STATED EXERCISE:
Copy the lines that follow, keeping every character the same.

[Records excerpted from a collection]
+===+
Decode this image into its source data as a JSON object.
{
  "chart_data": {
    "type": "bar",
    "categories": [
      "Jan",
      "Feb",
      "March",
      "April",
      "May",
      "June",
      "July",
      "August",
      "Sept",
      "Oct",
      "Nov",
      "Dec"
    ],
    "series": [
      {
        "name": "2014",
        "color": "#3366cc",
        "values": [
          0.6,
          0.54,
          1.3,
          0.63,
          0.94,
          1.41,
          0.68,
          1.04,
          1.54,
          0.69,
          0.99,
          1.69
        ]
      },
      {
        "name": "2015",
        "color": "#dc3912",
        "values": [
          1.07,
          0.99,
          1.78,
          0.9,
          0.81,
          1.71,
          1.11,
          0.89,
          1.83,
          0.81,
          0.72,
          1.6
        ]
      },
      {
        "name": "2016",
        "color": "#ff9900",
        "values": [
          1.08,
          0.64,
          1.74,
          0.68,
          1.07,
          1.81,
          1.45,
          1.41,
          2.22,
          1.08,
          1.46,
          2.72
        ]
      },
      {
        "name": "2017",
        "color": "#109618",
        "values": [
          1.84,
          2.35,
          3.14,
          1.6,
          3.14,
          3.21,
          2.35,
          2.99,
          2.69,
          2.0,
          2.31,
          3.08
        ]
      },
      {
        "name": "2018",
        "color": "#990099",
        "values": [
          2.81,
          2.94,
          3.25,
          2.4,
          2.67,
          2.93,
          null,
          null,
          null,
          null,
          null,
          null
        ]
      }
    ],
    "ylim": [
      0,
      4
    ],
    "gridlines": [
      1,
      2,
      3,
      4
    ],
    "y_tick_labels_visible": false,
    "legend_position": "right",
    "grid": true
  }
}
+===+
TASK RESULT:
Decode this image into its source data as a JSON object.
{
  "chart_data": {
    "type": "bar",
    "categories": [
      "Jan",
      "Feb",
      "March",
      "April",
      "May",
      "June",
      "July",
      "August",
      "Sept",
      "Oct",
      "Nov",
      "Dec"
    ],
    "series": [
      {
        "name": "2014",
        "color": "#3366cc",
        "values": [
          0.6,
          0.54,
          1.3,
          0.63,
          0.94,
          1.41,
          0.68,
          1.04,
          1.54,
          0.69,
          0.99,
          1.69
        ]
      },
      {
        "name": "2015",
        "color": "#dc3912",
        "values": [
          1.07,
          0.99,
          1.78,
          0.9,
          0.81,
          1.71,
          1.11,
          0.89,
          1.83,
          0.81,
          0.72,
          1.6
        ]
      },
      {
        "name": "2016",
        "color": "#ff9900",
        "values": [
          1.08,
          0.64,
          1.74,
          0.68,
          1.07,
          1.81,
          1.45,
          1.41,
          2.22,
          1.08,
          1.46,
          2.72
        ]
      },
      {
        "name": "2017",
        "color": "#109618",
        "values": [
          1.84,
          2.35,
          3.14,
          1.6,
          3.14,
          3.21,
          2.35,
          2.99,
          2.69,
          2.0,
          2.31,
          3.08
        ]
      },
      {
        "name": "2018",
        "color": "#990099",
        "values": [
          2.81,
          2.94,
          3.25,
          2.4,
          2.67,
          2.93,
          null,
          null,
          null,
          null,
          null,
          null
        ]
      }
    ],
    "ylim": [
      0,
      4
    ],
    "gridlines": [
      1,
      2,
      3,
      4
    ],
    "y_tick_labels_visible": false,
    "legend_position": "right",
    "grid": true
  }
}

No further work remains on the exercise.